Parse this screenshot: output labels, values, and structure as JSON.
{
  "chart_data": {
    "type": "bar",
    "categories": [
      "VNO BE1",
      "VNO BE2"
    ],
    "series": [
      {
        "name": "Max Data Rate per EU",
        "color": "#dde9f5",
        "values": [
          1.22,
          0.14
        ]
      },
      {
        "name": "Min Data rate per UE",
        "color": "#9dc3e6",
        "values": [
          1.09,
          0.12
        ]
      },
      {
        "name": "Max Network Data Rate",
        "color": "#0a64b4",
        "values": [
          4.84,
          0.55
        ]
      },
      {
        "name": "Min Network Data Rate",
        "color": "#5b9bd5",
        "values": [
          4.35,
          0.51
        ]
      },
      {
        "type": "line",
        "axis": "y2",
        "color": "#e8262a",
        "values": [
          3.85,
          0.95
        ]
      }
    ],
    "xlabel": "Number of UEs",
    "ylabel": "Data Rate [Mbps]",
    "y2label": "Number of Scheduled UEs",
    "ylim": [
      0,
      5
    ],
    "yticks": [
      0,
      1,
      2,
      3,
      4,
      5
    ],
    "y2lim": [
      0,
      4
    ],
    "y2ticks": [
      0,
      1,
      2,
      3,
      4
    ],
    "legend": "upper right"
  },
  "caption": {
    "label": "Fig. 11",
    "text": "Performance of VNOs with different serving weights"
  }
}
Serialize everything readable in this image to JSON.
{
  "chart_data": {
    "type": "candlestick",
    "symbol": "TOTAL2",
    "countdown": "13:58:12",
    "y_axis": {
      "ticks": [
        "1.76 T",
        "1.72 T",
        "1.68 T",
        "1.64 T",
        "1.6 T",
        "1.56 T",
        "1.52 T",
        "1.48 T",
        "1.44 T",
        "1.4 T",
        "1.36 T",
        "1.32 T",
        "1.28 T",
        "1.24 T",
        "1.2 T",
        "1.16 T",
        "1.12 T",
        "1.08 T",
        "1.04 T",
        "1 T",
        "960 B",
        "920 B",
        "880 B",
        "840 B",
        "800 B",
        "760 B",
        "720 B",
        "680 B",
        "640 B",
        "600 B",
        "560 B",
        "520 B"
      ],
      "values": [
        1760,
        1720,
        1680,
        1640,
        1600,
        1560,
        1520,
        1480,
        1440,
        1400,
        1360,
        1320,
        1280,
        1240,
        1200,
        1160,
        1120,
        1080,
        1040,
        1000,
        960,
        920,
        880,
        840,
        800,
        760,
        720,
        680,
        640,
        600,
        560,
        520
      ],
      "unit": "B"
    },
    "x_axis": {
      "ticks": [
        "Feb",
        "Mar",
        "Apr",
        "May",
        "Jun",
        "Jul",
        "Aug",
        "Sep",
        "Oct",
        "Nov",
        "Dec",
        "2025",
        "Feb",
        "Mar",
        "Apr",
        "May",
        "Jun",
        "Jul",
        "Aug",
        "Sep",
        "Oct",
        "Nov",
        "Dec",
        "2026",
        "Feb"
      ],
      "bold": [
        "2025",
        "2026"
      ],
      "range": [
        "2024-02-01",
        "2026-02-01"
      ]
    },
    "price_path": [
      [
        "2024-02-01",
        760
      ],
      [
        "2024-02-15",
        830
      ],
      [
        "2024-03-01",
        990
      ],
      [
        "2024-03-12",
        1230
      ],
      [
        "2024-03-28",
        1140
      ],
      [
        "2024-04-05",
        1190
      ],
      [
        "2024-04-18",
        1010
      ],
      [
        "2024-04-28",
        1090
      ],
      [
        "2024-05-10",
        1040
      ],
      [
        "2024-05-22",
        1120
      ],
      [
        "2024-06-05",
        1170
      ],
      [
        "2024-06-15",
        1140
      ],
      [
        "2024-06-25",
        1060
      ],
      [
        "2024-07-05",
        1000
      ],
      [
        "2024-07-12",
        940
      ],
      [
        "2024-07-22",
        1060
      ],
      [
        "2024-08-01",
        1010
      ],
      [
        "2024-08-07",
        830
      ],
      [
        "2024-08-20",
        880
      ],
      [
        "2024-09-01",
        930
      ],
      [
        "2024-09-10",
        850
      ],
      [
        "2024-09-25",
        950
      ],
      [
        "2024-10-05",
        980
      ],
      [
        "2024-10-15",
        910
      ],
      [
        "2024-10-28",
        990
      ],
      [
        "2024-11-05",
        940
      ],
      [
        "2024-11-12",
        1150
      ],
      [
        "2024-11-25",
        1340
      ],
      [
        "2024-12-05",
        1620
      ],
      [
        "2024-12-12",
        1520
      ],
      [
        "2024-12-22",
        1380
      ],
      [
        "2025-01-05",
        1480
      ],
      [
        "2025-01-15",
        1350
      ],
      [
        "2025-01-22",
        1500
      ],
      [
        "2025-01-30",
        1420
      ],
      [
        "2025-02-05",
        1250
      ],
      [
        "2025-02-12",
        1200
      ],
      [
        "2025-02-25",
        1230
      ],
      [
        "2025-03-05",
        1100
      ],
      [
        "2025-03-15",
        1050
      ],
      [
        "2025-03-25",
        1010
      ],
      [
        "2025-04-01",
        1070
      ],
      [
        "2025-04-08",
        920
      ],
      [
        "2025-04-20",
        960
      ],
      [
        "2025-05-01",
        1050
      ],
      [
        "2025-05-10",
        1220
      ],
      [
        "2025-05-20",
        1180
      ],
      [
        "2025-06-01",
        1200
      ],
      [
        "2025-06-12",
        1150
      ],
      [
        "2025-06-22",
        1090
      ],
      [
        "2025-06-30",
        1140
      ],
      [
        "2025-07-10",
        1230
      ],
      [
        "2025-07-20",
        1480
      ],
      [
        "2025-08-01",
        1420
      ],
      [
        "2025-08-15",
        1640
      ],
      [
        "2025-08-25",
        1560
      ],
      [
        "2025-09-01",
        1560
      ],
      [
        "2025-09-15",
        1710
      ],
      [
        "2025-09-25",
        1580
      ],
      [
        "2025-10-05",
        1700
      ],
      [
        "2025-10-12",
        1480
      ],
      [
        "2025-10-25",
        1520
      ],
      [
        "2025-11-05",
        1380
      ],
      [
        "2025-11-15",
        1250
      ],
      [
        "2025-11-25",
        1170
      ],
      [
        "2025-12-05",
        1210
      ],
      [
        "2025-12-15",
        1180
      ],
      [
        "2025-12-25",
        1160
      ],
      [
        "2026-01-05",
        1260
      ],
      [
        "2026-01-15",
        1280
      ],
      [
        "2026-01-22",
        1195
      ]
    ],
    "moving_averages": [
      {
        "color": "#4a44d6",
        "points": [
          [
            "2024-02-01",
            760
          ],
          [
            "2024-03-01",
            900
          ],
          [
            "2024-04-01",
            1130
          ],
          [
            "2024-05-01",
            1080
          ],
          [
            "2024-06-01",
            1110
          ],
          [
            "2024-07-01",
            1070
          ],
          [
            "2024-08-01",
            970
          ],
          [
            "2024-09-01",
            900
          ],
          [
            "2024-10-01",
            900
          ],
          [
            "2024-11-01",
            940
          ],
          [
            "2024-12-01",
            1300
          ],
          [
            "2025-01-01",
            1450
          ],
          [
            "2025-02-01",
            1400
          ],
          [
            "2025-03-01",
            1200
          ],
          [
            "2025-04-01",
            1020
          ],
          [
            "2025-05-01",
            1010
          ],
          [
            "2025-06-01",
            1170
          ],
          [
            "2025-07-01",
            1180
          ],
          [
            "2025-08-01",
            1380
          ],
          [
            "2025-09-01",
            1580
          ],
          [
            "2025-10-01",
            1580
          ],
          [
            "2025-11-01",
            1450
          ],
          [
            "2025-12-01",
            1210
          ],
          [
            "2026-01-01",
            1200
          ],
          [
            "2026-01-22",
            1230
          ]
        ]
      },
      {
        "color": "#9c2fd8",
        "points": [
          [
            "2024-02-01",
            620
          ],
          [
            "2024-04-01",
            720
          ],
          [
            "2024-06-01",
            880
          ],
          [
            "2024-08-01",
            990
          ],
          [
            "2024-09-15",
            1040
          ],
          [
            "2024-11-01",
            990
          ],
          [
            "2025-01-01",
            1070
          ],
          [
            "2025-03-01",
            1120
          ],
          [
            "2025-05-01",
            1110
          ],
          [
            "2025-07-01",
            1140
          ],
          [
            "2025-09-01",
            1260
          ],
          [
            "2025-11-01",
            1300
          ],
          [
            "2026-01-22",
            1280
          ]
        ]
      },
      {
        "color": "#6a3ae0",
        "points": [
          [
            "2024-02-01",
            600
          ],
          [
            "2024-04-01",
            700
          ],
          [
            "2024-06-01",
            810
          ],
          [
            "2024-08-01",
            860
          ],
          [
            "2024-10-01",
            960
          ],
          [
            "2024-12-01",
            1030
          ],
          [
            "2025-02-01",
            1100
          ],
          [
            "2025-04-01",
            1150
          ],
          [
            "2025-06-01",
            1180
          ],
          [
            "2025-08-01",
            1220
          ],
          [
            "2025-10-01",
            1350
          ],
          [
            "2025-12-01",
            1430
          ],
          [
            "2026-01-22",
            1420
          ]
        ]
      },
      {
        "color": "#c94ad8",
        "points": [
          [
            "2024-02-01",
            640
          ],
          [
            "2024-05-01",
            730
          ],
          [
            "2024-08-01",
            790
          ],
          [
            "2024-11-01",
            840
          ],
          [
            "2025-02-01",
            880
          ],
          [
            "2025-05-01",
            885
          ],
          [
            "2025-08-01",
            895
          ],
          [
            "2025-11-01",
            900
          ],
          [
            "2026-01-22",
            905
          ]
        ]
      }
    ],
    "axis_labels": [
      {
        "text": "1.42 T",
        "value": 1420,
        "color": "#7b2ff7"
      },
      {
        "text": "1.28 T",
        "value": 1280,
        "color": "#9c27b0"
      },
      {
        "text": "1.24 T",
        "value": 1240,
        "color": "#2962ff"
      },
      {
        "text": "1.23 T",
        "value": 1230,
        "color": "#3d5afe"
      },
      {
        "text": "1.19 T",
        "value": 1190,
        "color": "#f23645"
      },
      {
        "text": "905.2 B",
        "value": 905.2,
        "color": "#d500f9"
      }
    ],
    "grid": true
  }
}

• • •

Check each line of the records for the word "Number" and extract those that contain it.

    "xlabel": "Number of UEs",
    "y2label": "Number of Scheduled UEs",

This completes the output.